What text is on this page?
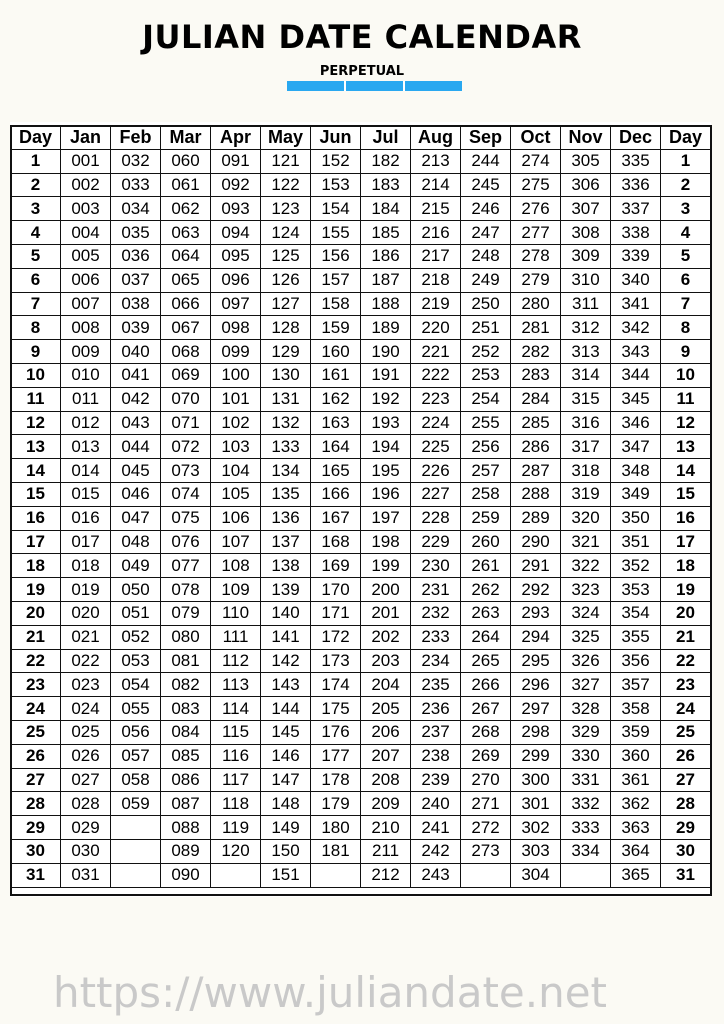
JULIAN DATE CALENDAR
PERPETUAL
Day	Jan	Feb	Mar	Apr	May	Jun	Jul	Aug	Sep	Oct	Nov	Dec	Day
1	001	032	060	091	121	152	182	213	244	274	305	335	1
2	002	033	061	092	122	153	183	214	245	275	306	336	2
3	003	034	062	093	123	154	184	215	246	276	307	337	3
4	004	035	063	094	124	155	185	216	247	277	308	338	4
5	005	036	064	095	125	156	186	217	248	278	309	339	5
6	006	037	065	096	126	157	187	218	249	279	310	340	6
7	007	038	066	097	127	158	188	219	250	280	311	341	7
8	008	039	067	098	128	159	189	220	251	281	312	342	8
9	009	040	068	099	129	160	190	221	252	282	313	343	9
10	010	041	069	100	130	161	191	222	253	283	314	344	10
11	011	042	070	101	131	162	192	223	254	284	315	345	11
12	012	043	071	102	132	163	193	224	255	285	316	346	12
13	013	044	072	103	133	164	194	225	256	286	317	347	13
14	014	045	073	104	134	165	195	226	257	287	318	348	14
15	015	046	074	105	135	166	196	227	258	288	319	349	15
16	016	047	075	106	136	167	197	228	259	289	320	350	16
17	017	048	076	107	137	168	198	229	260	290	321	351	17
18	018	049	077	108	138	169	199	230	261	291	322	352	18
19	019	050	078	109	139	170	200	231	262	292	323	353	19
20	020	051	079	110	140	171	201	232	263	293	324	354	20
21	021	052	080	111	141	172	202	233	264	294	325	355	21
22	022	053	081	112	142	173	203	234	265	295	326	356	22
23	023	054	082	113	143	174	204	235	266	296	327	357	23
24	024	055	083	114	144	175	205	236	267	297	328	358	24
25	025	056	084	115	145	176	206	237	268	298	329	359	25
26	026	057	085	116	146	177	207	238	269	299	330	360	26
27	027	058	086	117	147	178	208	239	270	300	331	361	27
28	028	059	087	118	148	179	209	240	271	301	332	362	28
29	029		088	119	149	180	210	241	272	302	333	363	29
30	030		089	120	150	181	211	242	273	303	334	364	30
31	031		090		151		212	243		304		365	31
https://www.juliandate.net
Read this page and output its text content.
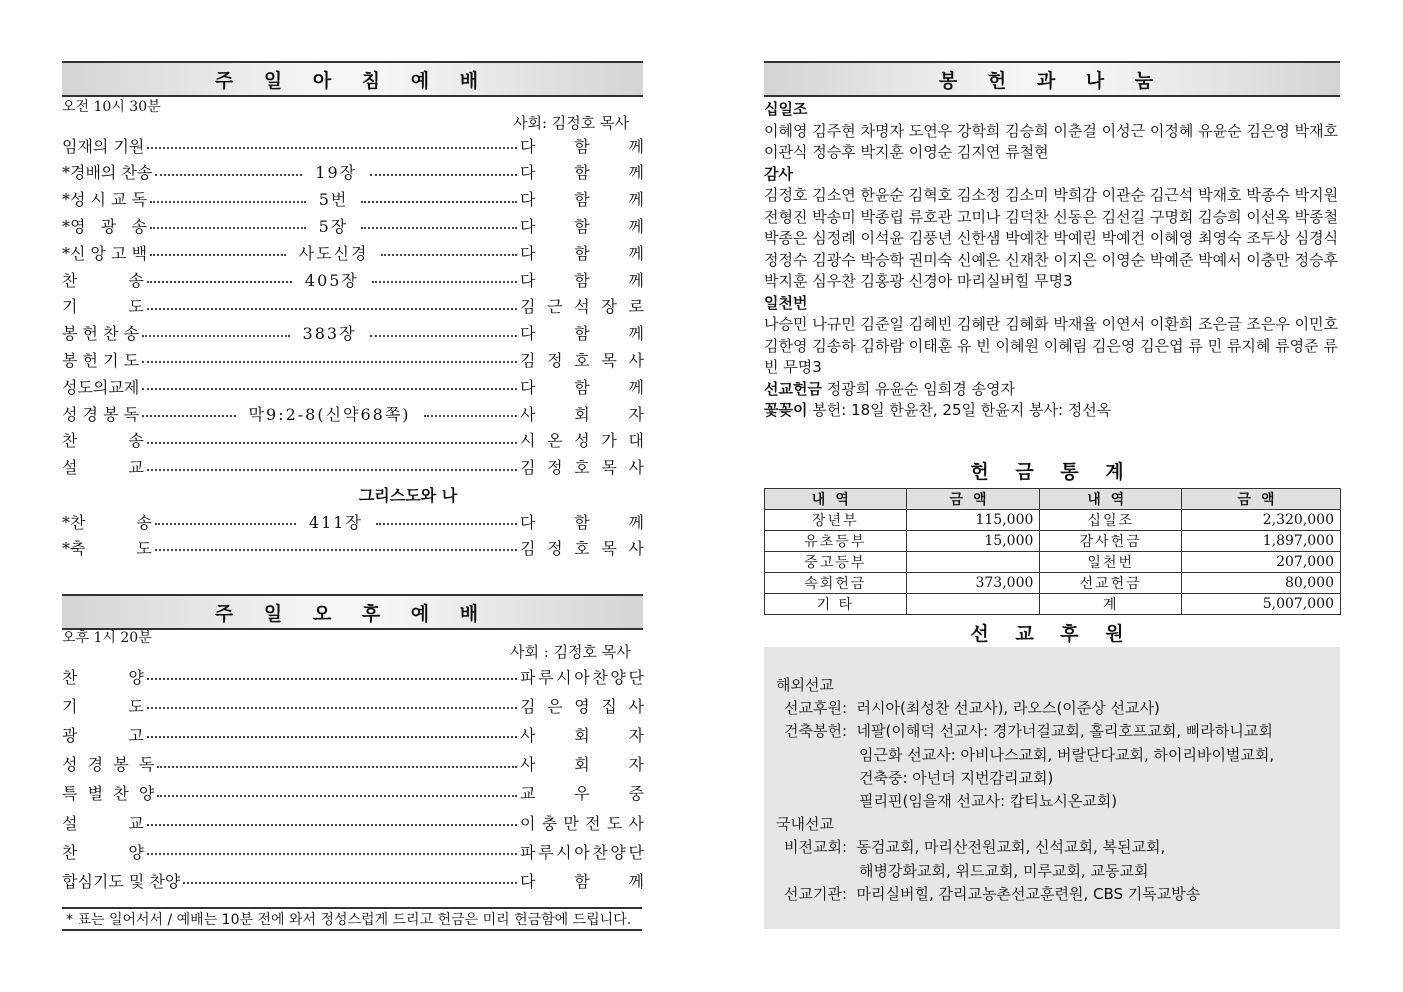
주 일 아 침 예 배
오전 10시 30분
사회: 김정호 목사
임재의 기원	다 함 께
*경배의 찬송	19장	다 함 께
*성 시 교 독	5번	다 함 께
*영   광   송	5장	다 함 께
*신 앙 고 백	사도신경	다 함 께
찬          송	405장	다 함 께
기          도	김 근 석 장 로
봉 헌 찬 송	383장	다 함 께
봉 헌 기 도	김 정 호 목 사
성도의교제	다 함 께
성 경 봉 독	막9:2-8(신약68쪽)	사 회 자
찬          송	시 온 성 가 대
설          교	김 정 호 목 사
그리스도와 나
*찬          송	411장	다 함 께
*축          도	김 정 호 목 사
주 일 오 후 예 배
오후 1시 20분
사회 : 김정호 목사
찬          양	파 루 시 아 찬 양 단
기          도	김 은 영 집 사
광          고	사 회 자
성  경  봉  독	사 회 자
특  별  찬  양	교 우 중
설          교	이 충 만 전 도 사
찬          양	파 루 시 아 찬 양 단
합심기도 및 찬양	다 함 께
* 표는 일어서서 / 예배는 10분 전에 와서 정성스럽게 드리고 헌금은 미리 헌금함에 드립니다.
봉 헌 과 나 눔
십일조
이혜영 김주현 차명자 도연우 강학희 김승희 이춘걸 이성근 이정혜 유윤순 김은영 박재호 이관식 정승후 박지훈 이영순 김지연 류철현
감사
김정호 김소연 한윤순 김혁호 김소정 김소미 박희감 이관순 김근석 박재호 박종수 박지원 전형진 박송미 박종립 류호관 고미나 김덕찬 신동은 김선길 구명회 김승희 이선옥 박종철 박종은 심정례 이석윤 김풍년 신한샘 박예찬 박예린 박예건 이혜영 최영숙 조두상 심경식 정정수 김광수 박승학 권미숙 신예은 신재찬 이지은 이영순 박예준 박예서 이충만 정승후 박지훈 심우찬 김홍광 신경아 마리실버힐 무명3
일천번
나승민 나규민 김준일 김혜빈 김혜란 김혜화 박재율 이연서 이환희 조은글 조은우 이민호 김한영 김송하 김하람 이태훈 유 빈 이혜원 이혜림 김은영 김은엽 류 민 류지혜 류영준 류 빈 무명3
선교헌금 정광희 유윤순 임희경 송영자
꽃꽂이 봉헌: 18일 한윤찬, 25일 한윤지 봉사: 정선옥
헌 금 통 계
내역	금액	내역	금액
장년부	115,000	십일조	2,320,000
유초등부	15,000	감사헌금	1,897,000
중고등부		일천번	207,000
속회헌금	373,000	선교헌금	80,000
기 타		계	5,007,000
선 교 후 원
해외선교
선교후원:  러시아(최성찬 선교사), 라오스(이준상 선교사)
건축봉헌:  네팔(이해덕 선교사: 경가너걸교회, 홀리호프교회, 삐라하니교회
임근화 선교사: 아비나스교회, 버랄단다교회, 하이리바이벌교회,
건축중: 아넌더 지번감리교회)
필리핀(임을재 선교사: 캅티뇨시온교회)
국내선교
비전교회:  동검교회, 마리산전원교회, 신석교회, 복된교회,
해병강화교회, 위드교회, 미루교회, 교동교회
선교기관:  마리실버힐, 감리교농촌선교훈련원, CBS 기독교방송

Work to complete> Quote, please, only the lines running from the one with "Read this page and output its text content." down to the final line of the data above, keeping both ends and skipping the pictures.

Solution for this exercise>
Read this page and output its text content.
주 일 아 침 예 배
오전 10시 30분
사회: 김정호 목사
임재의 기원	다 함 께
*경배의 찬송	19장	다 함 께
*성 시 교 독	5번	다 함 께
*영   광   송	5장	다 함 께
*신 앙 고 백	사도신경	다 함 께
찬          송	405장	다 함 께
기          도	김 근 석 장 로
봉 헌 찬 송	383장	다 함 께
봉 헌 기 도	김 정 호 목 사
성도의교제	다 함 께
성 경 봉 독	막9:2-8(신약68쪽)	사 회 자
찬          송	시 온 성 가 대
설          교	김 정 호 목 사
그리스도와 나
*찬          송	411장	다 함 께
*축          도	김 정 호 목 사
주 일 오 후 예 배
오후 1시 20분
사회 : 김정호 목사
찬          양	파 루 시 아 찬 양 단
기          도	김 은 영 집 사
광          고	사 회 자
성  경  봉  독	사 회 자
특  별  찬  양	교 우 중
설          교	이 충 만 전 도 사
찬          양	파 루 시 아 찬 양 단
합심기도 및 찬양	다 함 께
* 표는 일어서서 / 예배는 10분 전에 와서 정성스럽게 드리고 헌금은 미리 헌금함에 드립니다.
봉 헌 과 나 눔
십일조
이혜영 김주현 차명자 도연우 강학희 김승희 이춘걸 이성근 이정혜 유윤순 김은영 박재호 이관식 정승후 박지훈 이영순 김지연 류철현
감사
김정호 김소연 한윤순 김혁호 김소정 김소미 박희감 이관순 김근석 박재호 박종수 박지원 전형진 박송미 박종립 류호관 고미나 김덕찬 신동은 김선길 구명회 김승희 이선옥 박종철 박종은 심정례 이석윤 김풍년 신한샘 박예찬 박예린 박예건 이혜영 최영숙 조두상 심경식 정정수 김광수 박승학 권미숙 신예은 신재찬 이지은 이영순 박예준 박예서 이충만 정승후 박지훈 심우찬 김홍광 신경아 마리실버힐 무명3
일천번
나승민 나규민 김준일 김혜빈 김혜란 김혜화 박재율 이연서 이환희 조은글 조은우 이민호 김한영 김송하 김하람 이태훈 유 빈 이혜원 이혜림 김은영 김은엽 류 민 류지혜 류영준 류 빈 무명3
선교헌금 정광희 유윤순 임희경 송영자
꽃꽂이 봉헌: 18일 한윤찬, 25일 한윤지 봉사: 정선옥
헌 금 통 계
내역	금액	내역	금액
장년부	115,000	십일조	2,320,000
유초등부	15,000	감사헌금	1,897,000
중고등부		일천번	207,000
속회헌금	373,000	선교헌금	80,000
기 타		계	5,007,000
선 교 후 원
해외선교
선교후원:  러시아(최성찬 선교사), 라오스(이준상 선교사)
건축봉헌:  네팔(이해덕 선교사: 경가너걸교회, 홀리호프교회, 삐라하니교회
임근화 선교사: 아비나스교회, 버랄단다교회, 하이리바이벌교회,
건축중: 아넌더 지번감리교회)
필리핀(임을재 선교사: 캅티뇨시온교회)
국내선교
비전교회:  동검교회, 마리산전원교회, 신석교회, 복된교회,
해병강화교회, 위드교회, 미루교회, 교동교회
선교기관:  마리실버힐, 감리교농촌선교훈련원, CBS 기독교방송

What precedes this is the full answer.